The task
Take each line containing the word "Cartagena" and copy it.

Stored rows
+ + + +
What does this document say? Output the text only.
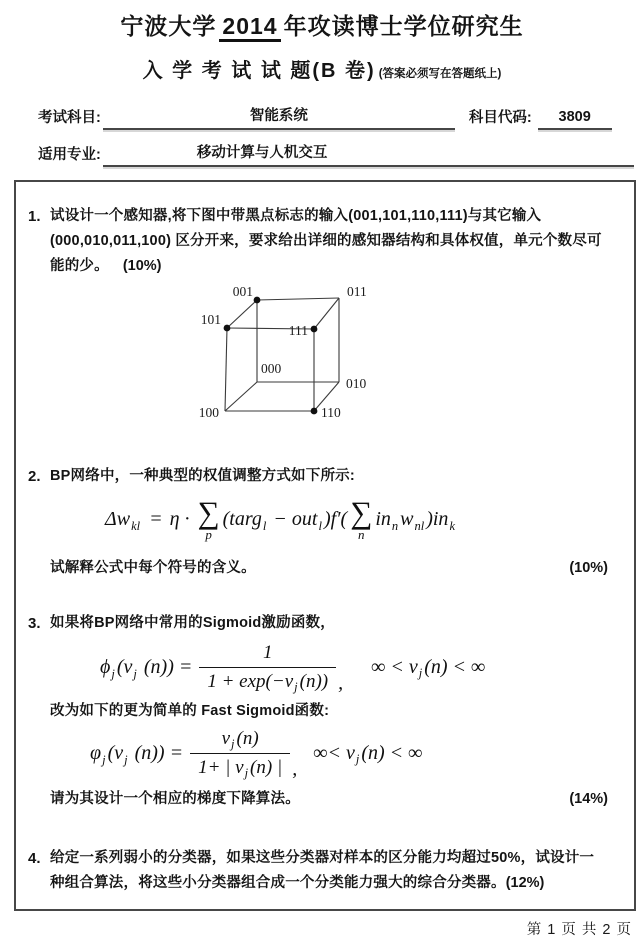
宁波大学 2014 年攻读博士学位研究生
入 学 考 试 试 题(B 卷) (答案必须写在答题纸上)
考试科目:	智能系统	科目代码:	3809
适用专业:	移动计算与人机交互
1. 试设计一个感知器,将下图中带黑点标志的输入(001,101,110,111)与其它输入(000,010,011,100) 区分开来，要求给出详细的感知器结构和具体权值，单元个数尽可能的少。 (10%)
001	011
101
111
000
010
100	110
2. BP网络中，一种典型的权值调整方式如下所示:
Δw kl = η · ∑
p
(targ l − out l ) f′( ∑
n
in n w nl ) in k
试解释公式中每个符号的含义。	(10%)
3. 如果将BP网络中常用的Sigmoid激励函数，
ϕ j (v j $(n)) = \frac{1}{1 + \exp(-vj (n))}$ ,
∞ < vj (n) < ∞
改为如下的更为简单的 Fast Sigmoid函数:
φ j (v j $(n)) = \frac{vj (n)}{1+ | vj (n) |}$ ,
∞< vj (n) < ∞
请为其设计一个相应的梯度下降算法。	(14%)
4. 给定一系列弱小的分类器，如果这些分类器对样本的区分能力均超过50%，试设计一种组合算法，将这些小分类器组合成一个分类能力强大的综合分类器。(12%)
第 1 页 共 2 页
+ + + +
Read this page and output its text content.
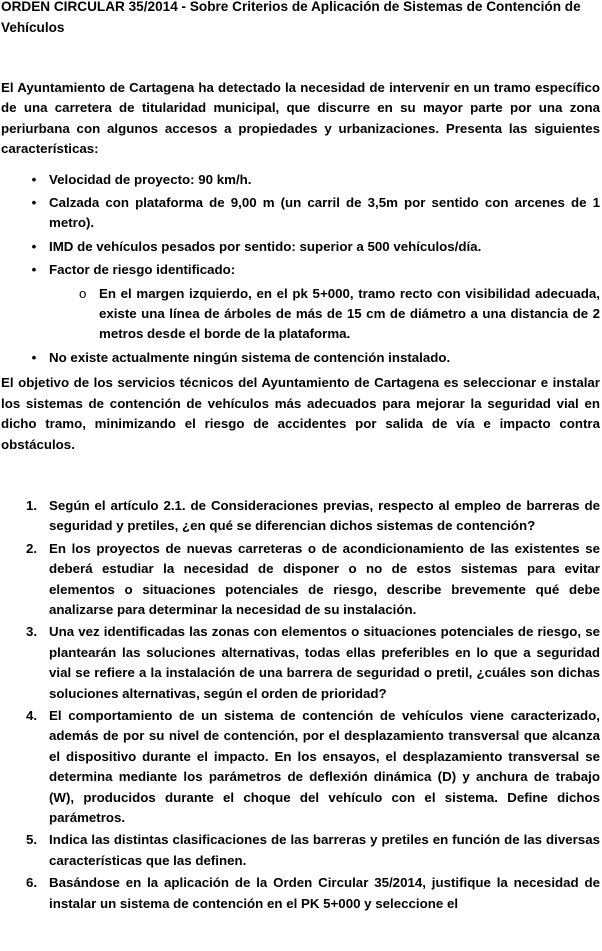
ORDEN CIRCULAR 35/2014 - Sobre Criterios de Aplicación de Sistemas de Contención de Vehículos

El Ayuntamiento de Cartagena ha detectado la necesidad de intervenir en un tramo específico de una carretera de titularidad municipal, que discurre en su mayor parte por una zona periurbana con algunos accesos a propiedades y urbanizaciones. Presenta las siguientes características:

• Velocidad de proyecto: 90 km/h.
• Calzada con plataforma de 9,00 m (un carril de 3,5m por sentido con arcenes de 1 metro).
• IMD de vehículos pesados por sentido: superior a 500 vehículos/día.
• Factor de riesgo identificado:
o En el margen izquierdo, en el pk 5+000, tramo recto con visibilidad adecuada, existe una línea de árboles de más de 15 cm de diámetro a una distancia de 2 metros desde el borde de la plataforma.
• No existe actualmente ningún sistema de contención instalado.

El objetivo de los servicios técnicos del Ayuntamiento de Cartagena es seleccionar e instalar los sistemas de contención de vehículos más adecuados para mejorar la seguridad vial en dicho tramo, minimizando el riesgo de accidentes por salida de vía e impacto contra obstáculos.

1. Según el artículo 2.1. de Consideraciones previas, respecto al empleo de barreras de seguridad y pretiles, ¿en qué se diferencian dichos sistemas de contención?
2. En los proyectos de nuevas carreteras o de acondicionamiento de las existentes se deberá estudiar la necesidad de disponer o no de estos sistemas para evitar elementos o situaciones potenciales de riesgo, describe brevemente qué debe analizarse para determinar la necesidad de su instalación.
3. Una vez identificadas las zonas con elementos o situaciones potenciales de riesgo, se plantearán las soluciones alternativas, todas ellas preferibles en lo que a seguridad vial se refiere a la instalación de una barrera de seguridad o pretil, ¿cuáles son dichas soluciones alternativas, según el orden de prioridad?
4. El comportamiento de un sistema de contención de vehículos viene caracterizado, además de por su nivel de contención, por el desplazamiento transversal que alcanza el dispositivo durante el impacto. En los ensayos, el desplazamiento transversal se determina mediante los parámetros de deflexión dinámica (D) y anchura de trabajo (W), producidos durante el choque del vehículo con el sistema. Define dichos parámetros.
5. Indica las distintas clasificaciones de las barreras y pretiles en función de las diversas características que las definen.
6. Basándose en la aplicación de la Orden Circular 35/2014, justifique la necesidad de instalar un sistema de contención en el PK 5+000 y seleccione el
+ + + +
Task response
El Ayuntamiento de Cartagena ha detectado la necesidad de intervenir en un tramo específico de una carretera de titularidad municipal, que discurre en su mayor parte por una zona periurbana con algunos accesos a propiedades y urbanizaciones. Presenta las siguientes características:
El objetivo de los servicios técnicos del Ayuntamiento de Cartagena es seleccionar e instalar los sistemas de contención de vehículos más adecuados para mejorar la seguridad vial en dicho tramo, minimizando el riesgo de accidentes por salida de vía e impacto contra obstáculos.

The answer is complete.